#### [INSTRUCTION]
Set down the full listing exactly as given. Any pictures are to be left out.

-- start DATA SECTION --

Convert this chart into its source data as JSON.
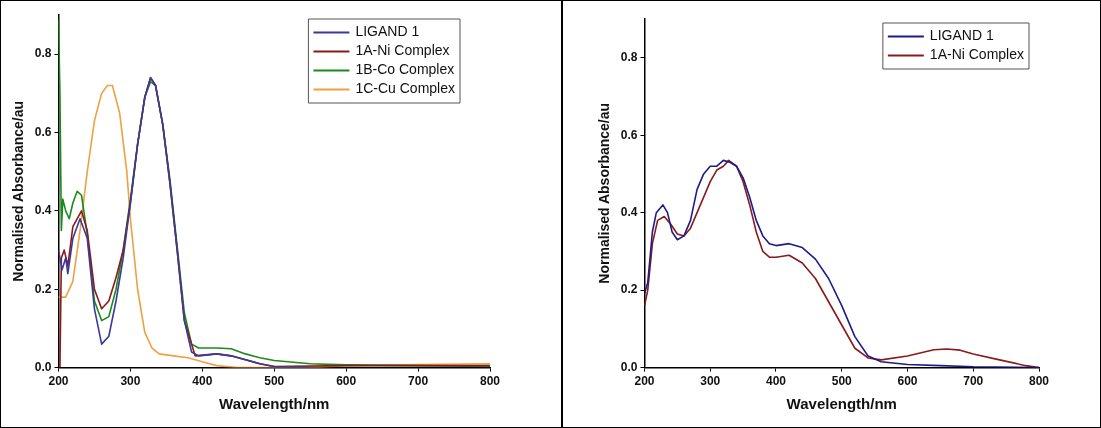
{
  "chart_data": [
    {
      "type": "line",
      "xlabel": "Wavelength/nm",
      "ylabel": "Normalised Absorbance/au",
      "xlim": [
        200,
        800
      ],
      "ylim": [
        0,
        0.9
      ],
      "xticks": [
        200,
        300,
        400,
        500,
        600,
        700,
        800
      ],
      "yticks": [
        {
          "value": 0,
          "label": "0.0"
        },
        0.2,
        0.4,
        0.6,
        0.8
      ],
      "legend": "top right",
      "grid": false,
      "marker": "none",
      "line_style": "solid",
      "series": [
        {
          "name": "LIGAND 1",
          "color": "#3a3a9a",
          "x": [
            200,
            205,
            210,
            213,
            220,
            230,
            240,
            250,
            260,
            270,
            280,
            290,
            300,
            310,
            320,
            328,
            335,
            345,
            355,
            365,
            375,
            385,
            395,
            420,
            440,
            460,
            480,
            500,
            550
          ],
          "values": [
            0.3,
            0.25,
            0.28,
            0.24,
            0.33,
            0.38,
            0.33,
            0.15,
            0.06,
            0.08,
            0.17,
            0.28,
            0.42,
            0.57,
            0.69,
            0.74,
            0.72,
            0.62,
            0.47,
            0.3,
            0.12,
            0.04,
            0.03,
            0.035,
            0.03,
            0.02,
            0.01,
            0.003,
            0
          ]
        },
        {
          "name": "1A-Ni Complex",
          "color": "#8b1a1a",
          "x": [
            202,
            204,
            208,
            213,
            220,
            232,
            240,
            250,
            260,
            270,
            280,
            290,
            300,
            310,
            320,
            328,
            335,
            345,
            355,
            365,
            375,
            390,
            420,
            440,
            480,
            500,
            600,
            800
          ],
          "values": [
            0,
            0.28,
            0.3,
            0.26,
            0.36,
            0.4,
            0.35,
            0.2,
            0.15,
            0.17,
            0.23,
            0.3,
            0.42,
            0.57,
            0.69,
            0.74,
            0.72,
            0.62,
            0.47,
            0.3,
            0.12,
            0.03,
            0.035,
            0.03,
            0.01,
            0.003,
            0.005,
            0.005
          ]
        },
        {
          "name": "1B-Co Complex",
          "color": "#1a8a1a",
          "x": [
            200,
            202,
            204,
            206,
            210,
            215,
            220,
            226,
            232,
            240,
            250,
            260,
            270,
            280,
            290,
            300,
            310,
            320,
            328,
            335,
            345,
            355,
            365,
            375,
            385,
            395,
            420,
            440,
            460,
            480,
            500,
            550,
            600,
            700,
            800
          ],
          "values": [
            0.89,
            0.7,
            0.35,
            0.43,
            0.4,
            0.38,
            0.42,
            0.45,
            0.44,
            0.34,
            0.17,
            0.12,
            0.13,
            0.2,
            0.3,
            0.43,
            0.57,
            0.69,
            0.73,
            0.72,
            0.62,
            0.48,
            0.31,
            0.14,
            0.06,
            0.05,
            0.05,
            0.048,
            0.035,
            0.025,
            0.018,
            0.01,
            0.007,
            0.005,
            0.003
          ]
        },
        {
          "name": "1C-Cu Complex",
          "color": "#f0a040",
          "x": [
            200,
            210,
            220,
            230,
            240,
            250,
            260,
            268,
            275,
            285,
            295,
            300,
            310,
            320,
            330,
            340,
            360,
            380,
            400,
            420,
            450,
            550,
            600,
            700,
            800
          ],
          "values": [
            0.18,
            0.18,
            0.22,
            0.35,
            0.5,
            0.63,
            0.7,
            0.72,
            0.72,
            0.65,
            0.5,
            0.38,
            0.2,
            0.09,
            0.05,
            0.035,
            0.03,
            0.025,
            0.015,
            0.005,
            0,
            0,
            0.005,
            0.008,
            0.01
          ]
        }
      ]
    },
    {
      "type": "line",
      "xlabel": "Wavelength/nm",
      "ylabel": "Normalised Absorbance/au",
      "xlim": [
        200,
        800
      ],
      "ylim": [
        0,
        0.9
      ],
      "xticks": [
        200,
        300,
        400,
        500,
        600,
        700,
        800
      ],
      "yticks": [
        {
          "value": 0,
          "label": "0.0"
        },
        0.2,
        0.4,
        0.6,
        0.8
      ],
      "legend": "top right",
      "grid": false,
      "marker": "none",
      "line_style": "solid",
      "series": [
        {
          "name": "LIGAND 1",
          "color": "#1c1c8c",
          "x": [
            200,
            205,
            212,
            218,
            228,
            235,
            242,
            250,
            260,
            270,
            280,
            290,
            300,
            310,
            320,
            330,
            340,
            350,
            360,
            370,
            380,
            390,
            400,
            420,
            440,
            460,
            480,
            500,
            520,
            540,
            560,
            600,
            650,
            700,
            800
          ],
          "values": [
            0.19,
            0.22,
            0.35,
            0.4,
            0.42,
            0.4,
            0.35,
            0.33,
            0.34,
            0.38,
            0.46,
            0.5,
            0.52,
            0.52,
            0.535,
            0.53,
            0.52,
            0.49,
            0.44,
            0.38,
            0.34,
            0.32,
            0.315,
            0.32,
            0.31,
            0.28,
            0.23,
            0.16,
            0.08,
            0.03,
            0.015,
            0.008,
            0.005,
            0.002,
            0
          ]
        },
        {
          "name": "1A-Ni Complex",
          "color": "#8b1a1a",
          "x": [
            200,
            205,
            212,
            220,
            230,
            240,
            250,
            260,
            270,
            280,
            290,
            300,
            310,
            320,
            328,
            340,
            350,
            360,
            370,
            380,
            390,
            400,
            420,
            440,
            460,
            480,
            500,
            520,
            540,
            560,
            600,
            640,
            660,
            680,
            700,
            740,
            780,
            800
          ],
          "values": [
            0.16,
            0.2,
            0.32,
            0.38,
            0.39,
            0.37,
            0.345,
            0.34,
            0.36,
            0.4,
            0.44,
            0.48,
            0.51,
            0.52,
            0.535,
            0.52,
            0.48,
            0.42,
            0.35,
            0.3,
            0.285,
            0.285,
            0.29,
            0.27,
            0.23,
            0.17,
            0.11,
            0.05,
            0.025,
            0.02,
            0.03,
            0.046,
            0.048,
            0.045,
            0.035,
            0.02,
            0.005,
            0
          ]
        }
      ]
    }
  ]
}
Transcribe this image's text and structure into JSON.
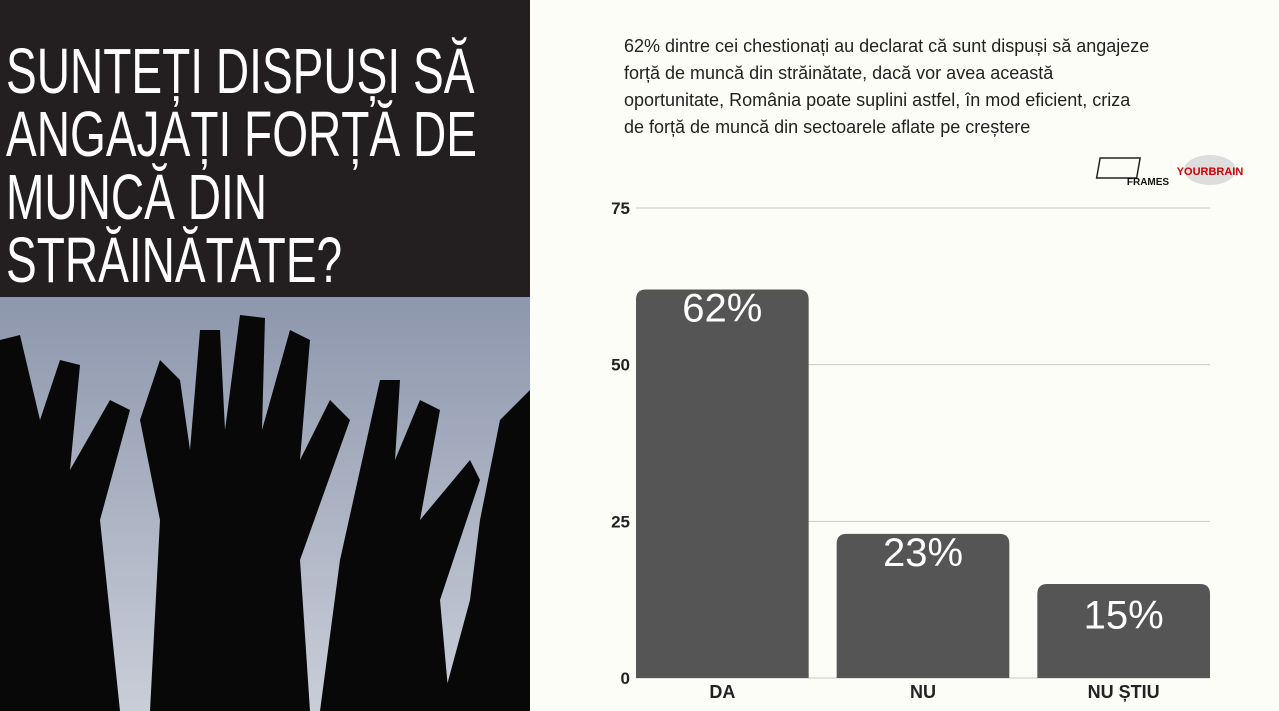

-- end DATA SECTION --

#### [EXERCISE OUTPUT]
Convert this chart into its source data as JSON.
{
  "chart_data": [
    {
      "type": "line",
      "xlabel": "Wavelength/nm",
      "ylabel": "Normalised Absorbance/au",
      "xlim": [
        200,
        800
      ],
      "ylim": [
        0,
        0.9
      ],
      "xticks": [
        200,
        300,
        400,
        500,
        600,
        700,
        800
      ],
      "yticks": [
        {
          "value": 0,
          "label": "0.0"
        },
        0.2,
        0.4,
        0.6,
        0.8
      ],
      "legend": "top right",
      "grid": false,
      "marker": "none",
      "line_style": "solid",
      "series": [
        {
          "name": "LIGAND 1",
          "color": "#3a3a9a",
          "x": [
            200,
            205,
            210,
            213,
            220,
            230,
            240,
            250,
            260,
            270,
            280,
            290,
            300,
            310,
            320,
            328,
            335,
            345,
            355,
            365,
            375,
            385,
            395,
            420,
            440,
            460,
            480,
            500,
            550
          ],
          "values": [
            0.3,
            0.25,
            0.28,
            0.24,
            0.33,
            0.38,
            0.33,
            0.15,
            0.06,
            0.08,
            0.17,
            0.28,
            0.42,
            0.57,
            0.69,
            0.74,
            0.72,
            0.62,
            0.47,
            0.3,
            0.12,
            0.04,
            0.03,
            0.035,
            0.03,
            0.02,
            0.01,
            0.003,
            0
          ]
        },
        {
          "name": "1A-Ni Complex",
          "color": "#8b1a1a",
          "x": [
            202,
            204,
            208,
            213,
            220,
            232,
            240,
            250,
            260,
            270,
            280,
            290,
            300,
            310,
            320,
            328,
            335,
            345,
            355,
            365,
            375,
            390,
            420,
            440,
            480,
            500,
            600,
            800
          ],
          "values": [
            0,
            0.28,
            0.3,
            0.26,
            0.36,
            0.4,
            0.35,
            0.2,
            0.15,
            0.17,
            0.23,
            0.3,
            0.42,
            0.57,
            0.69,
            0.74,
            0.72,
            0.62,
            0.47,
            0.3,
            0.12,
            0.03,
            0.035,
            0.03,
            0.01,
            0.003,
            0.005,
            0.005
          ]
        },
        {
          "name": "1B-Co Complex",
          "color": "#1a8a1a",
          "x": [
            200,
            202,
            204,
            206,
            210,
            215,
            220,
            226,
            232,
            240,
            250,
            260,
            270,
            280,
            290,
            300,
            310,
            320,
            328,
            335,
            345,
            355,
            365,
            375,
            385,
            395,
            420,
            440,
            460,
            480,
            500,
            550,
            600,
            700,
            800
          ],
          "values": [
            0.89,
            0.7,
            0.35,
            0.43,
            0.4,
            0.38,
            0.42,
            0.45,
            0.44,
            0.34,
            0.17,
            0.12,
            0.13,
            0.2,
            0.3,
            0.43,
            0.57,
            0.69,
            0.73,
            0.72,
            0.62,
            0.48,
            0.31,
            0.14,
            0.06,
            0.05,
            0.05,
            0.048,
            0.035,
            0.025,
            0.018,
            0.01,
            0.007,
            0.005,
            0.003
          ]
        },
        {
          "name": "1C-Cu Complex",
          "color": "#f0a040",
          "x": [
            200,
            210,
            220,
            230,
            240,
            250,
            260,
            268,
            275,
            285,
            295,
            300,
            310,
            320,
            330,
            340,
            360,
            380,
            400,
            420,
            450,
            550,
            600,
            700,
            800
          ],
          "values": [
            0.18,
            0.18,
            0.22,
            0.35,
            0.5,
            0.63,
            0.7,
            0.72,
            0.72,
            0.65,
            0.5,
            0.38,
            0.2,
            0.09,
            0.05,
            0.035,
            0.03,
            0.025,
            0.015,
            0.005,
            0,
            0,
            0.005,
            0.008,
            0.01
          ]
        }
      ]
    },
    {
      "type": "line",
      "xlabel": "Wavelength/nm",
      "ylabel": "Normalised Absorbance/au",
      "xlim": [
        200,
        800
      ],
      "ylim": [
        0,
        0.9
      ],
      "xticks": [
        200,
        300,
        400,
        500,
        600,
        700,
        800
      ],
      "yticks": [
        {
          "value": 0,
          "label": "0.0"
        },
        0.2,
        0.4,
        0.6,
        0.8
      ],
      "legend": "top right",
      "grid": false,
      "marker": "none",
      "line_style": "solid",
      "series": [
        {
          "name": "LIGAND 1",
          "color": "#1c1c8c",
          "x": [
            200,
            205,
            212,
            218,
            228,
            235,
            242,
            250,
            260,
            270,
            280,
            290,
            300,
            310,
            320,
            330,
            340,
            350,
            360,
            370,
            380,
            390,
            400,
            420,
            440,
            460,
            480,
            500,
            520,
            540,
            560,
            600,
            650,
            700,
            800
          ],
          "values": [
            0.19,
            0.22,
            0.35,
            0.4,
            0.42,
            0.4,
            0.35,
            0.33,
            0.34,
            0.38,
            0.46,
            0.5,
            0.52,
            0.52,
            0.535,
            0.53,
            0.52,
            0.49,
            0.44,
            0.38,
            0.34,
            0.32,
            0.315,
            0.32,
            0.31,
            0.28,
            0.23,
            0.16,
            0.08,
            0.03,
            0.015,
            0.008,
            0.005,
            0.002,
            0
          ]
        },
        {
          "name": "1A-Ni Complex",
          "color": "#8b1a1a",
          "x": [
            200,
            205,
            212,
            220,
            230,
            240,
            250,
            260,
            270,
            280,
            290,
            300,
            310,
            320,
            328,
            340,
            350,
            360,
            370,
            380,
            390,
            400,
            420,
            440,
            460,
            480,
            500,
            520,
            540,
            560,
            600,
            640,
            660,
            680,
            700,
            740,
            780,
            800
          ],
          "values": [
            0.16,
            0.2,
            0.32,
            0.38,
            0.39,
            0.37,
            0.345,
            0.34,
            0.36,
            0.4,
            0.44,
            0.48,
            0.51,
            0.52,
            0.535,
            0.52,
            0.48,
            0.42,
            0.35,
            0.3,
            0.285,
            0.285,
            0.29,
            0.27,
            0.23,
            0.17,
            0.11,
            0.05,
            0.025,
            0.02,
            0.03,
            0.046,
            0.048,
            0.045,
            0.035,
            0.02,
            0.005,
            0
          ]
        }
      ]
    }
  ]
}
Transcribe this image's text and structure into JSON.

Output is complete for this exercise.